Set problem 1: Transcribe the passage on the Marine Corps between "That said, the" and "limited capability set.", inclusive.

Document excerpt:
[start]
That said, the far greater and more serious example of opportunity cost is the decision by the previous Commandant to buy specialized, defensive anti-ship elements for the first island chain rather than focus on the difficult but essential problem of conducting a from-the-sea counteroffensive in an era of PGMs and drones.
Consider not only the "divestment" of broadly useful, combat proven capabilities (Marines and equipment) but also the untold efforts of many diverted to develop a narrow, limited capability set.
Further, consider the untold, intangible, and ethos changing costs to engage in "cancel culture" actions against those working to build a relevant and credible "force-in-readiness" for the Nation.
Imagine if the previous Commandant had chosen to tackle the challenging issue of presence/offensive amphibious operations in the face of new technologies. Imagine, if after the "long wars" he had chosen to lead the other Services in developing amphibious counteroffensive capabilities. Imagine, if like many previous Commandants, he had sought to leverage the combat and development expertise of previous generations, if he had sought to strengthen Marine culture and ethos rather than cancel it.
[end]
Set problem 2: Restate word for word the listing lines between the ones holding "table-row: SpectralFlux 0.03" and "table-row: SpectralRolloff 0.28", inclusive.

Records held in a dataset:
[start]
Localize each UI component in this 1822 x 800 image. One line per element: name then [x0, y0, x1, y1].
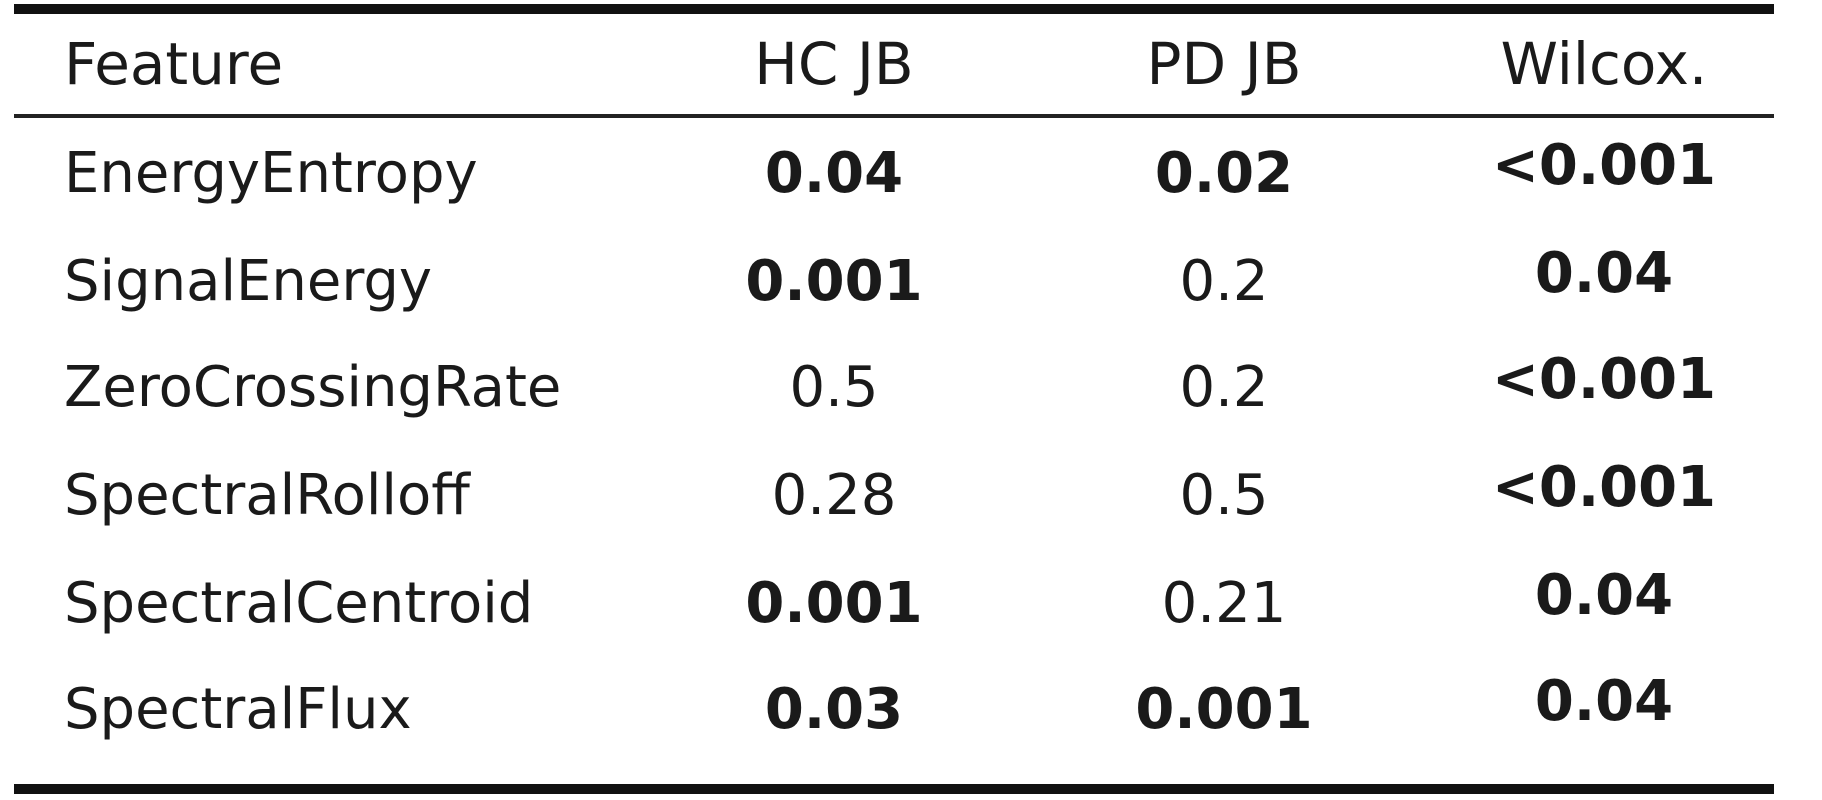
table-row: SpectralFlux 0.03 0.001 0.04	[14, 660, 1774, 760]
header-feature: Feature	[64, 30, 284, 98]
wilcox-cell: 0.04	[1534, 241, 1674, 306]
table-top-rule	[14, 4, 1774, 14]
table-row: ZeroCrossingRate 0.5 0.2 <0.001	[14, 338, 1774, 438]
feature-cell: EnergyEntropy	[64, 141, 478, 206]
wilcox-cell: <0.001	[1491, 347, 1717, 412]
hc-jb-cell: 0.04	[764, 141, 904, 206]
wilcox-cell: 0.04	[1534, 669, 1674, 734]
table-row: SpectralRolloff 0.28 0.5 <0.001	[14, 446, 1774, 546]
table-bottom-rule	[14, 784, 1774, 794]
hc-jb-cell: 0.001	[745, 571, 923, 636]
wilcox-cell: <0.001	[1491, 455, 1717, 520]
feature-cell: SignalEnergy	[64, 249, 433, 314]
feature-cell: SpectralRolloff	[64, 463, 470, 528]
hc-jb-cell: 0.001	[745, 249, 923, 314]
feature-cell: SpectralFlux	[64, 677, 412, 742]
pd-jb-cell: 0.2	[1179, 355, 1269, 420]
table-row: EnergyEntropy 0.04 0.02 <0.001	[14, 124, 1774, 224]
table-header-rule	[14, 114, 1774, 118]
feature-cell: SpectralCentroid	[64, 571, 534, 636]
table-header-row: Feature HC JB PD JB Wilcox.	[14, 14, 1774, 114]
pd-jb-cell: 0.2	[1179, 249, 1269, 314]
header-wilcox: Wilcox.	[1500, 30, 1708, 98]
pd-jb-cell: 0.001	[1135, 677, 1313, 742]
table-row: SpectralCentroid 0.001 0.21 0.04	[14, 554, 1774, 654]
pd-jb-cell: 0.21	[1161, 571, 1287, 636]
header-hc-jb: HC JB	[754, 30, 914, 98]
header-pd-jb: PD JB	[1146, 30, 1302, 98]
pd-jb-cell: 0.02	[1154, 141, 1294, 206]
hc-jb-cell: 0.28	[771, 463, 897, 528]
results-table: Feature HC JB PD JB Wilcox. EnergyEntrop…	[14, 0, 1774, 800]
hc-jb-cell: 0.03	[764, 677, 904, 742]
wilcox-cell: <0.001	[1491, 133, 1717, 198]
wilcox-cell: 0.04	[1534, 563, 1674, 628]
feature-cell: ZeroCrossingRate	[64, 355, 562, 420]
table-row: SignalEnergy 0.001 0.2 0.04	[14, 232, 1774, 332]
pd-jb-cell: 0.5	[1179, 463, 1269, 528]
hc-jb-cell: 0.5	[789, 355, 879, 420]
[end]
Answer 1:
That said, the far greater and more serious example of opportunity cost is the decision by the previous Commandant to buy specialized, defensive anti-ship elements for the first island chain rather than focus on the difficult but essential problem of conducting a from-the-sea counteroffensive in an era of PGMs and drones.
Consider not only the "divestment" of broadly useful, combat proven capabilities (Marines and equipment) but also the untold efforts of many diverted to develop a narrow, limited capability set.

Answer 2:
table-row: SpectralFlux 0.03 0.001 0.04	[14, 660, 1774, 760]
header-feature: Feature	[64, 30, 284, 98]
wilcox-cell: 0.04	[1534, 241, 1674, 306]
table-top-rule	[14, 4, 1774, 14]
table-row: ZeroCrossingRate 0.5 0.2 <0.001	[14, 338, 1774, 438]
feature-cell: EnergyEntropy	[64, 141, 478, 206]
wilcox-cell: <0.001	[1491, 347, 1717, 412]
hc-jb-cell: 0.04	[764, 141, 904, 206]
wilcox-cell: 0.04	[1534, 669, 1674, 734]
table-row: SpectralRolloff 0.28 0.5 <0.001	[14, 446, 1774, 546]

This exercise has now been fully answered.